Dataset rows
------------
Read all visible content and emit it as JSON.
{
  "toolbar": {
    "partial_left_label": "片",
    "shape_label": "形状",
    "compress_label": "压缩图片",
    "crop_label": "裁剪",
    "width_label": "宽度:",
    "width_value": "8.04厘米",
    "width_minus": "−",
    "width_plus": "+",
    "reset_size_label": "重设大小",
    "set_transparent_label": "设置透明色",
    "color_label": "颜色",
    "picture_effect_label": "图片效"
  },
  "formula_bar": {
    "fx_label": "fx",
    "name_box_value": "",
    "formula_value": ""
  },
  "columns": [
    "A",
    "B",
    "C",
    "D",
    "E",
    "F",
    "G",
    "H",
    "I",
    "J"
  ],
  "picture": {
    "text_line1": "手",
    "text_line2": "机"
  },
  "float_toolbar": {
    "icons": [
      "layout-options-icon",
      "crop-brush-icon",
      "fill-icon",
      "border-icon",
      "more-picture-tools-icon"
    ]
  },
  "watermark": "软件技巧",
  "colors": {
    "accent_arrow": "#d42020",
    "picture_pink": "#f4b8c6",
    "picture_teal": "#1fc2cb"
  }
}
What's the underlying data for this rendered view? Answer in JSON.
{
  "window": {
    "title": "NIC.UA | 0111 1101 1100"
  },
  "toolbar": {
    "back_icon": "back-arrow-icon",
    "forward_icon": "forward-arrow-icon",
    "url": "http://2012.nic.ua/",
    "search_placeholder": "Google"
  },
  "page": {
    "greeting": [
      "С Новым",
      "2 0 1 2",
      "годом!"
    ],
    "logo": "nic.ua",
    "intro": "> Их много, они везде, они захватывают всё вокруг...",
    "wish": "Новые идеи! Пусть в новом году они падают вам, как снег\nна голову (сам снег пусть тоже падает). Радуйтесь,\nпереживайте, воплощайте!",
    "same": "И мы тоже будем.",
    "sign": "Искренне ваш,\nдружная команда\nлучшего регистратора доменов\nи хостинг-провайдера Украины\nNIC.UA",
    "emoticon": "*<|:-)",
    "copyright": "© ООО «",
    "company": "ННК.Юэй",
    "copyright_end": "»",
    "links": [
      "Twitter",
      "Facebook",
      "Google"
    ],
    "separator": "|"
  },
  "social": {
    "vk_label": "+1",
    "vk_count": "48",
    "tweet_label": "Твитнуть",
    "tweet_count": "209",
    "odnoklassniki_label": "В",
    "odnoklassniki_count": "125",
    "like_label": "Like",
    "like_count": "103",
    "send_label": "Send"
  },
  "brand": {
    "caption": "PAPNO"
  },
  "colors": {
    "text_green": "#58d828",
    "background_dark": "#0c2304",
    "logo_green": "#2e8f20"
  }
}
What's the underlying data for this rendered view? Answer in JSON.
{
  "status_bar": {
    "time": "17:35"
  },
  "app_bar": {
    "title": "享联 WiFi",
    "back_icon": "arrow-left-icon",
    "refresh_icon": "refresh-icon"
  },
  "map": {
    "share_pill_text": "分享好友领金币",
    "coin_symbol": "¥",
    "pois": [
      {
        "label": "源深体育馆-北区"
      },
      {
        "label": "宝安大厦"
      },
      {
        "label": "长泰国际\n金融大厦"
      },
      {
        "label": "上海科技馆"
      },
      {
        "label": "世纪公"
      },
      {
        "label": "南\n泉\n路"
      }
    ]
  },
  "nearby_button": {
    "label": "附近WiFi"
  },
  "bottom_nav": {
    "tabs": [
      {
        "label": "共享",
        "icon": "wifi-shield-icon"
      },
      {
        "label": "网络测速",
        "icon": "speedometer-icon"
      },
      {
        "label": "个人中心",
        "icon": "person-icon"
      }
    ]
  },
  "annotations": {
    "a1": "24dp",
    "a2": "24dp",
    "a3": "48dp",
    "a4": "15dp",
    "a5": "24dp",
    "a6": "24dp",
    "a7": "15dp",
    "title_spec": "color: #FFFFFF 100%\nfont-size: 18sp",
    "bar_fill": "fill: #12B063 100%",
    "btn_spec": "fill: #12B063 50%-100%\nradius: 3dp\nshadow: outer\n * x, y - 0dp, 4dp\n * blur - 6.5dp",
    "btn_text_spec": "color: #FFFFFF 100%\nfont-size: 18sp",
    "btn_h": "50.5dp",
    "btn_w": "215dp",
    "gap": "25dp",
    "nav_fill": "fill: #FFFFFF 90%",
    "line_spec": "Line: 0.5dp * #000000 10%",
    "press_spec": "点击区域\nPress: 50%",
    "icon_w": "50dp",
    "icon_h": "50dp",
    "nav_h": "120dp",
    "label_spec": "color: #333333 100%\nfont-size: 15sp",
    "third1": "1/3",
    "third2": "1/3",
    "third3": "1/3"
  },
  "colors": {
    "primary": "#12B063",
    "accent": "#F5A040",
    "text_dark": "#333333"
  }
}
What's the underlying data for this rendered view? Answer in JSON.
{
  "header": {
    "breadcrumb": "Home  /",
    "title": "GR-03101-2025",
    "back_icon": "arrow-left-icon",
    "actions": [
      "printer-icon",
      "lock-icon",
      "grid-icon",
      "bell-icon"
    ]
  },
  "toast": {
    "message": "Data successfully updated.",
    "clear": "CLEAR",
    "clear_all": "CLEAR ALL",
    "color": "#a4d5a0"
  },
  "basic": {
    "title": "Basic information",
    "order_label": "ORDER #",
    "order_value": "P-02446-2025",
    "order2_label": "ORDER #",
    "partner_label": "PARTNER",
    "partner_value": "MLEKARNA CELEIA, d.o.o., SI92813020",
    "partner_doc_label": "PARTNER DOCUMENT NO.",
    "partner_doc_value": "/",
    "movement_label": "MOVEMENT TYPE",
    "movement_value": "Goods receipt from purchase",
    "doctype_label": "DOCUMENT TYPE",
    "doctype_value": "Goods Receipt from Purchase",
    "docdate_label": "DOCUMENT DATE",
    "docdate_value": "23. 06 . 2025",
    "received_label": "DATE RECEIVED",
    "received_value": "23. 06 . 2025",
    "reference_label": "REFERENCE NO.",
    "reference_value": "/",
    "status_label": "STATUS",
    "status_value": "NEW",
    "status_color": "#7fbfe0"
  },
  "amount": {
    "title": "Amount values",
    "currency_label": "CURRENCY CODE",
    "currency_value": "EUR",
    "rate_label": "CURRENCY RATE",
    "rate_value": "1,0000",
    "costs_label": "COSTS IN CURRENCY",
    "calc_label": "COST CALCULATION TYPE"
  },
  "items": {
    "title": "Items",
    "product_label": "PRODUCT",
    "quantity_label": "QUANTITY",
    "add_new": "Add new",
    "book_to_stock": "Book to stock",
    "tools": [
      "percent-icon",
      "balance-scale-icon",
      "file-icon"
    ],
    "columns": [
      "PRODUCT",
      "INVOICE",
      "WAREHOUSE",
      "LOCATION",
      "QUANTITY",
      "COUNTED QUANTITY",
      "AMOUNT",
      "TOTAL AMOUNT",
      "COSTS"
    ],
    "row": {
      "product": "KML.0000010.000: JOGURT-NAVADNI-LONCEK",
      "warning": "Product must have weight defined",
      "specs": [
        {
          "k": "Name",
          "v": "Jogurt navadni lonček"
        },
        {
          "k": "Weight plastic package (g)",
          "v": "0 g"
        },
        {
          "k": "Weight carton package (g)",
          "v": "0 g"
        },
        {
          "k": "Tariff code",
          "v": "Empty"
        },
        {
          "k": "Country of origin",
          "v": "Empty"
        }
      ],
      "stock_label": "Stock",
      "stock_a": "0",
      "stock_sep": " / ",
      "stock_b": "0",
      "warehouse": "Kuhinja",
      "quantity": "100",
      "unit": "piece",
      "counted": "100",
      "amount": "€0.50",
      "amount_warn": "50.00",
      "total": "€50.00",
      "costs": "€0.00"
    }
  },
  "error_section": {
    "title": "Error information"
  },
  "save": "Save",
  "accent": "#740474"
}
------------
**The problem**
Would you reproduce all the entries exactly?

**Solution to the exercise**
Read all visible content and emit it as JSON.
{
  "toolbar": {
    "partial_left_label": "片",
    "shape_label": "形状",
    "compress_label": "压缩图片",
    "crop_label": "裁剪",
    "width_label": "宽度:",
    "width_value": "8.04厘米",
    "width_minus": "−",
    "width_plus": "+",
    "reset_size_label": "重设大小",
    "set_transparent_label": "设置透明色",
    "color_label": "颜色",
    "picture_effect_label": "图片效"
  },
  "formula_bar": {
    "fx_label": "fx",
    "name_box_value": "",
    "formula_value": ""
  },
  "columns": [
    "A",
    "B",
    "C",
    "D",
    "E",
    "F",
    "G",
    "H",
    "I",
    "J"
  ],
  "picture": {
    "text_line1": "手",
    "text_line2": "机"
  },
  "float_toolbar": {
    "icons": [
      "layout-options-icon",
      "crop-brush-icon",
      "fill-icon",
      "border-icon",
      "more-picture-tools-icon"
    ]
  },
  "watermark": "软件技巧",
  "colors": {
    "accent_arrow": "#d42020",
    "picture_pink": "#f4b8c6",
    "picture_teal": "#1fc2cb"
  }
}
What's the underlying data for this rendered view? Answer in JSON.
{
  "window": {
    "title": "NIC.UA | 0111 1101 1100"
  },
  "toolbar": {
    "back_icon": "back-arrow-icon",
    "forward_icon": "forward-arrow-icon",
    "url": "http://2012.nic.ua/",
    "search_placeholder": "Google"
  },
  "page": {
    "greeting": [
      "С Новым",
      "2 0 1 2",
      "годом!"
    ],
    "logo": "nic.ua",
    "intro": "> Их много, они везде, они захватывают всё вокруг...",
    "wish": "Новые идеи! Пусть в новом году они падают вам, как снег\nна голову (сам снег пусть тоже падает). Радуйтесь,\nпереживайте, воплощайте!",
    "same": "И мы тоже будем.",
    "sign": "Искренне ваш,\nдружная команда\nлучшего регистратора доменов\nи хостинг-провайдера Украины\nNIC.UA",
    "emoticon": "*<|:-)",
    "copyright": "© ООО «",
    "company": "ННК.Юэй",
    "copyright_end": "»",
    "links": [
      "Twitter",
      "Facebook",
      "Google"
    ],
    "separator": "|"
  },
  "social": {
    "vk_label": "+1",
    "vk_count": "48",
    "tweet_label": "Твитнуть",
    "tweet_count": "209",
    "odnoklassniki_label": "В",
    "odnoklassniki_count": "125",
    "like_label": "Like",
    "like_count": "103",
    "send_label": "Send"
  },
  "brand": {
    "caption": "PAPNO"
  },
  "colors": {
    "text_green": "#58d828",
    "background_dark": "#0c2304",
    "logo_green": "#2e8f20"
  }
}
What's the underlying data for this rendered view? Answer in JSON.
{
  "status_bar": {
    "time": "17:35"
  },
  "app_bar": {
    "title": "享联 WiFi",
    "back_icon": "arrow-left-icon",
    "refresh_icon": "refresh-icon"
  },
  "map": {
    "share_pill_text": "分享好友领金币",
    "coin_symbol": "¥",
    "pois": [
      {
        "label": "源深体育馆-北区"
      },
      {
        "label": "宝安大厦"
      },
      {
        "label": "长泰国际\n金融大厦"
      },
      {
        "label": "上海科技馆"
      },
      {
        "label": "世纪公"
      },
      {
        "label": "南\n泉\n路"
      }
    ]
  },
  "nearby_button": {
    "label": "附近WiFi"
  },
  "bottom_nav": {
    "tabs": [
      {
        "label": "共享",
        "icon": "wifi-shield-icon"
      },
      {
        "label": "网络测速",
        "icon": "speedometer-icon"
      },
      {
        "label": "个人中心",
        "icon": "person-icon"
      }
    ]
  },
  "annotations": {
    "a1": "24dp",
    "a2": "24dp",
    "a3": "48dp",
    "a4": "15dp",
    "a5": "24dp",
    "a6": "24dp",
    "a7": "15dp",
    "title_spec": "color: #FFFFFF 100%\nfont-size: 18sp",
    "bar_fill": "fill: #12B063 100%",
    "btn_spec": "fill: #12B063 50%-100%\nradius: 3dp\nshadow: outer\n * x, y - 0dp, 4dp\n * blur - 6.5dp",
    "btn_text_spec": "color: #FFFFFF 100%\nfont-size: 18sp",
    "btn_h": "50.5dp",
    "btn_w": "215dp",
    "gap": "25dp",
    "nav_fill": "fill: #FFFFFF 90%",
    "line_spec": "Line: 0.5dp * #000000 10%",
    "press_spec": "点击区域\nPress: 50%",
    "icon_w": "50dp",
    "icon_h": "50dp",
    "nav_h": "120dp",
    "label_spec": "color: #333333 100%\nfont-size: 15sp",
    "third1": "1/3",
    "third2": "1/3",
    "third3": "1/3"
  },
  "colors": {
    "primary": "#12B063",
    "accent": "#F5A040",
    "text_dark": "#333333"
  }
}
What's the underlying data for this rendered view? Answer in JSON.
{
  "header": {
    "breadcrumb": "Home  /",
    "title": "GR-03101-2025",
    "back_icon": "arrow-left-icon",
    "actions": [
      "printer-icon",
      "lock-icon",
      "grid-icon",
      "bell-icon"
    ]
  },
  "toast": {
    "message": "Data successfully updated.",
    "clear": "CLEAR",
    "clear_all": "CLEAR ALL",
    "color": "#a4d5a0"
  },
  "basic": {
    "title": "Basic information",
    "order_label": "ORDER #",
    "order_value": "P-02446-2025",
    "order2_label": "ORDER #",
    "partner_label": "PARTNER",
    "partner_value": "MLEKARNA CELEIA, d.o.o., SI92813020",
    "partner_doc_label": "PARTNER DOCUMENT NO.",
    "partner_doc_value": "/",
    "movement_label": "MOVEMENT TYPE",
    "movement_value": "Goods receipt from purchase",
    "doctype_label": "DOCUMENT TYPE",
    "doctype_value": "Goods Receipt from Purchase",
    "docdate_label": "DOCUMENT DATE",
    "docdate_value": "23. 06 . 2025",
    "received_label": "DATE RECEIVED",
    "received_value": "23. 06 . 2025",
    "reference_label": "REFERENCE NO.",
    "reference_value": "/",
    "status_label": "STATUS",
    "status_value": "NEW",
    "status_color": "#7fbfe0"
  },
  "amount": {
    "title": "Amount values",
    "currency_label": "CURRENCY CODE",
    "currency_value": "EUR",
    "rate_label": "CURRENCY RATE",
    "rate_value": "1,0000",
    "costs_label": "COSTS IN CURRENCY",
    "calc_label": "COST CALCULATION TYPE"
  },
  "items": {
    "title": "Items",
    "product_label": "PRODUCT",
    "quantity_label": "QUANTITY",
    "add_new": "Add new",
    "book_to_stock": "Book to stock",
    "tools": [
      "percent-icon",
      "balance-scale-icon",
      "file-icon"
    ],
    "columns": [
      "PRODUCT",
      "INVOICE",
      "WAREHOUSE",
      "LOCATION",
      "QUANTITY",
      "COUNTED QUANTITY",
      "AMOUNT",
      "TOTAL AMOUNT",
      "COSTS"
    ],
    "row": {
      "product": "KML.0000010.000: JOGURT-NAVADNI-LONCEK",
      "warning": "Product must have weight defined",
      "specs": [
        {
          "k": "Name",
          "v": "Jogurt navadni lonček"
        },
        {
          "k": "Weight plastic package (g)",
          "v": "0 g"
        },
        {
          "k": "Weight carton package (g)",
          "v": "0 g"
        },
        {
          "k": "Tariff code",
          "v": "Empty"
        },
        {
          "k": "Country of origin",
          "v": "Empty"
        }
      ],
      "stock_label": "Stock",
      "stock_a": "0",
      "stock_sep": " / ",
      "stock_b": "0",
      "warehouse": "Kuhinja",
      "quantity": "100",
      "unit": "piece",
      "counted": "100",
      "amount": "€0.50",
      "amount_warn": "50.00",
      "total": "€50.00",
      "costs": "€0.00"
    }
  },
  "error_section": {
    "title": "Error information"
  },
  "save": "Save",
  "accent": "#740474"
}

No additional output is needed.